#### EXCERPT TO READ ####

The company printed strong PAT of ₹110 Cr—but that’s down 6.7% YoY. This wasn’t a disaster; the concall made clear that FY26 was “very difficult and eventful,” with geopolitical disruption, steel volatility, and shipping-line closures compressing the last two months of execution.
The order book sits at ₹769 Cr, a 9% lift from ₹706 Cr at the start. Working capital deteriorated sharply: receivables jumped to ₹416 Cr (185 debtor days), and cash swung to near breakeven after the company deployed ₹36 Cr into capex and ₹33 Cr into acquiring Mabel Engineers.
The market is pricing Anup at 34.2x trailing EPS—well above its 5-year average P/E of 33.2x—a multiple the company must now defend amid margin pressure and execution risk.
The tension: a young, export-driven equipment manufacturer scaling aggressively into new verticals (nuclear, thermal power, skids, technical services) while working capital burns cash and execution remains lumpy quarter to quarter.
2. Introduction
The Anup Engineering Limited is a 62-year-old heat exchanger and process equipment manufacturer spun out of Arvind Limited in 2018. The Lalbhai Group sits at 41% ownership, with Sanjay Lalbhai serving as chairman (though stepped down in November 2025; Punit Lalbhai took over).
The business sits in a niche—custom-engineered, fixed-price equipment for oil refineries, petrochemicals, fertilizers, and power plants. Margins are guarded by technical moats (Helixchanger licensee from Lummus Tech, exclusive partnerships with Graham Corporation), a blue-chip customer roster (Reliance, IOC, GAIL, Nayara Energy), and a decades-long track record.
What changed in FY26: the company commissioned Phase-2 at its Kheda plant, boosting capacity from ~12,000 MTPA to 20,000 MTPA. Mabel Engineers, a Tamil Nadu-based silo/tank specialist, was acquired for ₹33 Cr in March 2024. A new design office at Vadodara came online. Technically, the chassis for ₹1,200 Cr+ revenue is now in place.

####

THE EXERCISE: Copy out the passage of the Anup Engineering excerpt from "The business sits" to "decades-long track record.", word for word.

#### SUPPLIED DATA ####

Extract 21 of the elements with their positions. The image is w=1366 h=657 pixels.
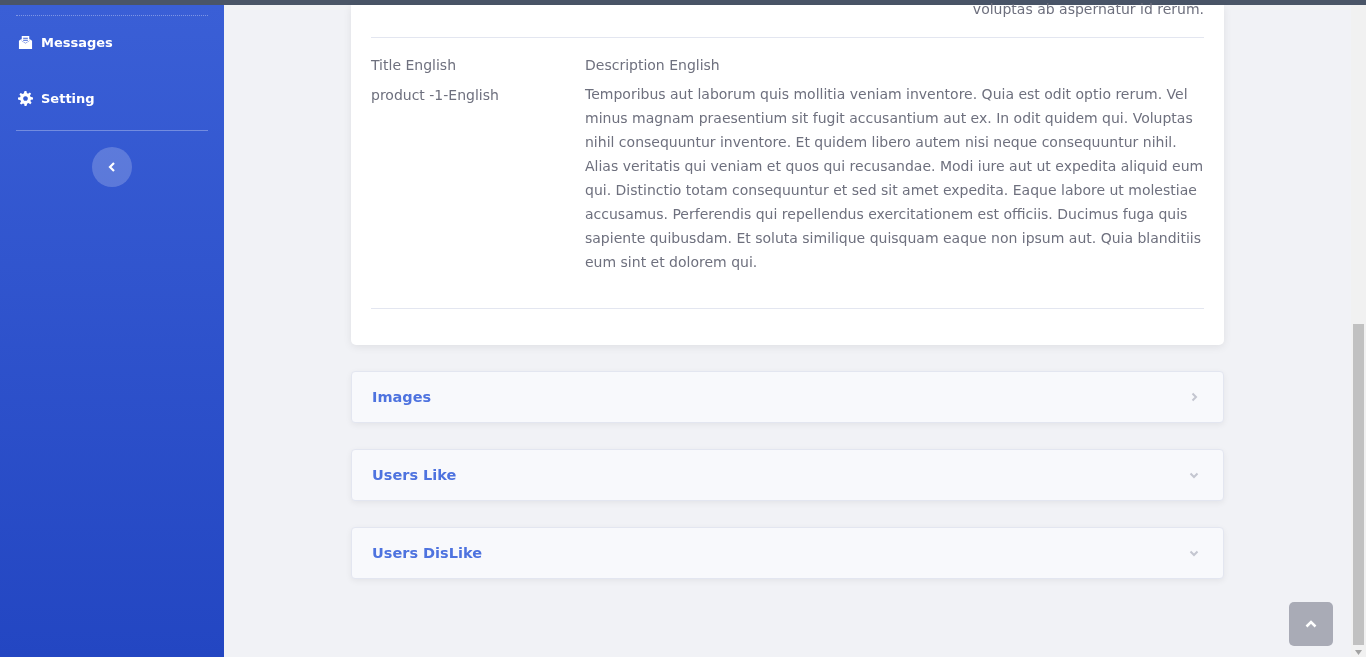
sidebar-item[interactable]: Setting (16, 86, 208, 110)
sidebar-item[interactable]: Messages (16, 30, 208, 54)
collapse-button[interactable] (92, 147, 132, 187)
accordion-header[interactable]: Images (351, 371, 1224, 423)
scroll-down-arrow-icon[interactable] (1355, 650, 1362, 655)
description-text: voluptas ab aspernatur id rerum. (972, 1, 1204, 17)
column-heading: Description English (585, 56, 721, 75)
chevron-up-icon (1305, 620, 1317, 628)
product-title: product -1-English (371, 86, 500, 105)
gear-icon (18, 90, 33, 106)
description-text: Temporibus aut laborum quis mollitia veniam inventore. Quia est odit optio rerum. Vel minus magnam praesentium sit fugit accusantium aut ex. In odit quidem qui. Voluptas nihil consequuntur inventore. Et quidem libero autem nisi neque consequuntur nihil. Alias veritatis qui veniam et quos qui recusandae. Modi iure aut ut expedita aliquid eum qui. Distinctio totam consequuntur et sed sit amet expedita. Eaque labore ut molestiae accusamus. Perferendis qui repellendus exercitationem est officiis. Ducimus fuga quis sapiente quibusdam. Et soluta similique quisquam eaque non ipsum aut. Quia blanditiis eum sint et dolorem qui. (585, 85, 1204, 272)
scrollbar[interactable] (1351, 5, 1366, 657)
scroll-to-top-button[interactable] (1289, 602, 1333, 646)
envelope-icon (18, 34, 33, 50)
panel-title: Users DisLike (372, 545, 482, 561)
panel-title: Users Like (372, 467, 457, 483)
accordion-header[interactable]: Users Like (351, 449, 1224, 501)
column-heading: Title English (371, 56, 457, 75)
chevron-left-icon (108, 162, 116, 172)
panel-title: Images (372, 389, 432, 405)
accordion-header[interactable]: Users DisLike (351, 527, 1224, 579)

####

SOLUTION:
The business sits in a niche—custom-engineered, fixed-price equipment for oil refineries, petrochemicals, fertilizers, and power plants. Margins are guarded by technical moats (Helixchanger licensee from Lummus Tech, exclusive partnerships with Graham Corporation), a blue-chip customer roster (Reliance, IOC, GAIL, Nayara Energy), and a decades-long track record.